Exercise brief: Check each line of the data below for the word "判断对错", then extract the ones that have it.
● ● ● ● ●
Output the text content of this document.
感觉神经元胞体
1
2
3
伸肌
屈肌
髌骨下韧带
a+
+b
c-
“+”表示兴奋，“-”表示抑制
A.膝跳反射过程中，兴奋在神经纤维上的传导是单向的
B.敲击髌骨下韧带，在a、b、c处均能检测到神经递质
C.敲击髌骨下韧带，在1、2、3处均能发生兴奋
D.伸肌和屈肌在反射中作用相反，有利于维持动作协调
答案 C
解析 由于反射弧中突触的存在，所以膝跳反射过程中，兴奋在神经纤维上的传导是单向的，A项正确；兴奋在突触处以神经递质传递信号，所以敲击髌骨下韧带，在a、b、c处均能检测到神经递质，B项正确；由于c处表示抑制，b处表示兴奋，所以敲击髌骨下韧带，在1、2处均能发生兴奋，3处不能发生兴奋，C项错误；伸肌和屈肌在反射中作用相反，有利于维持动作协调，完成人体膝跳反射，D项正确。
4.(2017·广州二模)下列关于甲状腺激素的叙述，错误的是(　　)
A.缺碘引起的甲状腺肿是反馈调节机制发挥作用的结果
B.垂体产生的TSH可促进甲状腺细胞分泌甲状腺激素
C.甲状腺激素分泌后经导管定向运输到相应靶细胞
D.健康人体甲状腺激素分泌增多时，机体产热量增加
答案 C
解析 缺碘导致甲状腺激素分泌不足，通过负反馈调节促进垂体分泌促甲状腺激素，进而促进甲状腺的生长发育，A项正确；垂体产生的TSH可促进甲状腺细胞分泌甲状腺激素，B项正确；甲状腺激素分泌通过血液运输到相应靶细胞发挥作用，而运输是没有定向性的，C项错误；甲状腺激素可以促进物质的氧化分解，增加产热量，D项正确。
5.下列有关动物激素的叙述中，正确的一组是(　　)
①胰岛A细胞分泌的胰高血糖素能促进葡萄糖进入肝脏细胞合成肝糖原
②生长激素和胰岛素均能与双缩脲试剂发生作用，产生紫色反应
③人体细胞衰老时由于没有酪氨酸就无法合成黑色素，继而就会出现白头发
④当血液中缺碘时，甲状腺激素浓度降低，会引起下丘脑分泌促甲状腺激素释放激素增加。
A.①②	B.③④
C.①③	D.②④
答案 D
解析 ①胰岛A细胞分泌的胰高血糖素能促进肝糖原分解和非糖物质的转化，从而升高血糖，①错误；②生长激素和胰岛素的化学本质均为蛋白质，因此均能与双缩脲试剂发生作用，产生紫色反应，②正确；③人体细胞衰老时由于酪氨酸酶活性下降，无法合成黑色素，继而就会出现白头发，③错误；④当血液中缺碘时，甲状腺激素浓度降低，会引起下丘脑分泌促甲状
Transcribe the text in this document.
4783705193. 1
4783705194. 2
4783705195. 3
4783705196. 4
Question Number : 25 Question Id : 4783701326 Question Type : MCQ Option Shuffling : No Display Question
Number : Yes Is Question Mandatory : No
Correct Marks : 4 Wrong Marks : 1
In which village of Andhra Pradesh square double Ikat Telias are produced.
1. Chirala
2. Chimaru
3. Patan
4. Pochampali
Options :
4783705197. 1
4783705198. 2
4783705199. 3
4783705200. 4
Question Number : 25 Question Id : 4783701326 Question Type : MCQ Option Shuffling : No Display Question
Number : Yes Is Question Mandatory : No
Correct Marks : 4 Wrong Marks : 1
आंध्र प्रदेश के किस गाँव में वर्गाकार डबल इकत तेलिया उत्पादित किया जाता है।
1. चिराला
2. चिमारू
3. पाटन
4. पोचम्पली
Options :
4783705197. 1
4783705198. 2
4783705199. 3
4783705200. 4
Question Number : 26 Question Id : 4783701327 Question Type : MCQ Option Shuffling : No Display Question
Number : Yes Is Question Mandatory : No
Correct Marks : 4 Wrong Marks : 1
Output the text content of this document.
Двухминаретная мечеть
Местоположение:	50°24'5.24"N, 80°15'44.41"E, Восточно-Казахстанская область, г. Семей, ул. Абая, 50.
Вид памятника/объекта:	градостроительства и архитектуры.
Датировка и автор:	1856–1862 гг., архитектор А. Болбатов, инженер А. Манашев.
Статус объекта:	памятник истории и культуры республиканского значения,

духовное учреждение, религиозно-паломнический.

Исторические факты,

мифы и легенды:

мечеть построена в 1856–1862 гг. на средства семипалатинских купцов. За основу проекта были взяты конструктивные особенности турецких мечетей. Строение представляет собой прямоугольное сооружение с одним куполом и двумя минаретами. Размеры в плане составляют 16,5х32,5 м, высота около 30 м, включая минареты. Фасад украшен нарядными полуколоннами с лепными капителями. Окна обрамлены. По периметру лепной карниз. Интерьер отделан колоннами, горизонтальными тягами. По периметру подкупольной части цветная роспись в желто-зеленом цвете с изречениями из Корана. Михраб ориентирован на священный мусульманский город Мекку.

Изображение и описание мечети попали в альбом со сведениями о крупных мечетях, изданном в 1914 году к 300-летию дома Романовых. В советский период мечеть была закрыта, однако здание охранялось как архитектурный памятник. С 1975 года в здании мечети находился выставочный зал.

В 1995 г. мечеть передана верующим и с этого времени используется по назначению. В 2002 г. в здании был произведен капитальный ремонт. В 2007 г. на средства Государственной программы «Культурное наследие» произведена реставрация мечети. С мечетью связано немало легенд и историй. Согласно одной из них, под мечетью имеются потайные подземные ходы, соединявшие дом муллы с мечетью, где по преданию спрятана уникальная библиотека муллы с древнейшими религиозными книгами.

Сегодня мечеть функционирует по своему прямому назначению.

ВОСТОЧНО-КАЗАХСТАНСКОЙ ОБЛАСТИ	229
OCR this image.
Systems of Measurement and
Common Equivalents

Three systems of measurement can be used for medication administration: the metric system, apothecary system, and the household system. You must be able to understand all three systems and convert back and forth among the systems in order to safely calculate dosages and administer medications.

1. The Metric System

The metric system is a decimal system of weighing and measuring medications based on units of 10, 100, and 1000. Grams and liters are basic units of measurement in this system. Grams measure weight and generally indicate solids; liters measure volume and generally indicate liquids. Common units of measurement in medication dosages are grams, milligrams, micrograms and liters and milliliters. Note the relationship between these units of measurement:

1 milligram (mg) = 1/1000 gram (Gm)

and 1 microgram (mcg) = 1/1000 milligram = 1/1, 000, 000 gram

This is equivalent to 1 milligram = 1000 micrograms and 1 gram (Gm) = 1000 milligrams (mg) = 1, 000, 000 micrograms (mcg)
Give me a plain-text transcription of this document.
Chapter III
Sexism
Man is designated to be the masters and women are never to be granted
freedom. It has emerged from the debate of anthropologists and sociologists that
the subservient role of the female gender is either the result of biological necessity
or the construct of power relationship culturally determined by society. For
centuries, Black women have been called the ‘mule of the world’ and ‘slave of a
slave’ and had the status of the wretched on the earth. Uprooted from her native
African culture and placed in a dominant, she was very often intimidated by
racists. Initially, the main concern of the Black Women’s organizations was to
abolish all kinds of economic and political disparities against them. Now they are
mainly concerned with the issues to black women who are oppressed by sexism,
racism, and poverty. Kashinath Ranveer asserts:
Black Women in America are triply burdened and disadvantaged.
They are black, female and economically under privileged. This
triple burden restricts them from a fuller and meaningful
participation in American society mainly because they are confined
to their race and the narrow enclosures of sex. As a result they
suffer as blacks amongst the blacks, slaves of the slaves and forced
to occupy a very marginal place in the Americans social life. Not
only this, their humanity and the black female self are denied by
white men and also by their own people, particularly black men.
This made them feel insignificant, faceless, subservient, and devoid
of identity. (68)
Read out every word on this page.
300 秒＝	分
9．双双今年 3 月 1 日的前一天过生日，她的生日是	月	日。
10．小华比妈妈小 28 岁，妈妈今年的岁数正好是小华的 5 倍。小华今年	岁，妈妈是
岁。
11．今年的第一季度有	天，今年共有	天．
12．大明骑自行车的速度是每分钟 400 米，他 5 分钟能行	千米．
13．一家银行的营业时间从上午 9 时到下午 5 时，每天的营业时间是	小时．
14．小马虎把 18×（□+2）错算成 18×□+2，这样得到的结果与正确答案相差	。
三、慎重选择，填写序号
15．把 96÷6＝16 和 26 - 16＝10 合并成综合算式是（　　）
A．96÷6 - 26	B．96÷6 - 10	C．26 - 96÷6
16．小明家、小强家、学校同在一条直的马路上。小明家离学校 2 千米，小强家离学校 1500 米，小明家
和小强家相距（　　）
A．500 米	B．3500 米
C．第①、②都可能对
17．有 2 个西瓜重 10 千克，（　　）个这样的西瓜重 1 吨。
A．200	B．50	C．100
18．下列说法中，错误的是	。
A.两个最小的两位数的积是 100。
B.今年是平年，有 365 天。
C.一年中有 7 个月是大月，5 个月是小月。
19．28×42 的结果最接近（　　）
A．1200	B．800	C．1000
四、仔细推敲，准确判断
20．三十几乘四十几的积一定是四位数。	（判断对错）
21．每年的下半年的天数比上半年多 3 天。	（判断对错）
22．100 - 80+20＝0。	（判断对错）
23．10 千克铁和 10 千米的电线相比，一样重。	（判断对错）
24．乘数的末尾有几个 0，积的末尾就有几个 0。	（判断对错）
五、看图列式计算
● ● ● ● ●
Answer to the exercise:
20．三十几乘四十几的积一定是四位数。	（判断对错）
21．每年的下半年的天数比上半年多 3 天。	（判断对错）
22．100 - 80+20＝0。	（判断对错）
23．10 千克铁和 10 千米的电线相比，一样重。	（判断对错）
24．乘数的末尾有几个 0，积的末尾就有几个 0。	（判断对错）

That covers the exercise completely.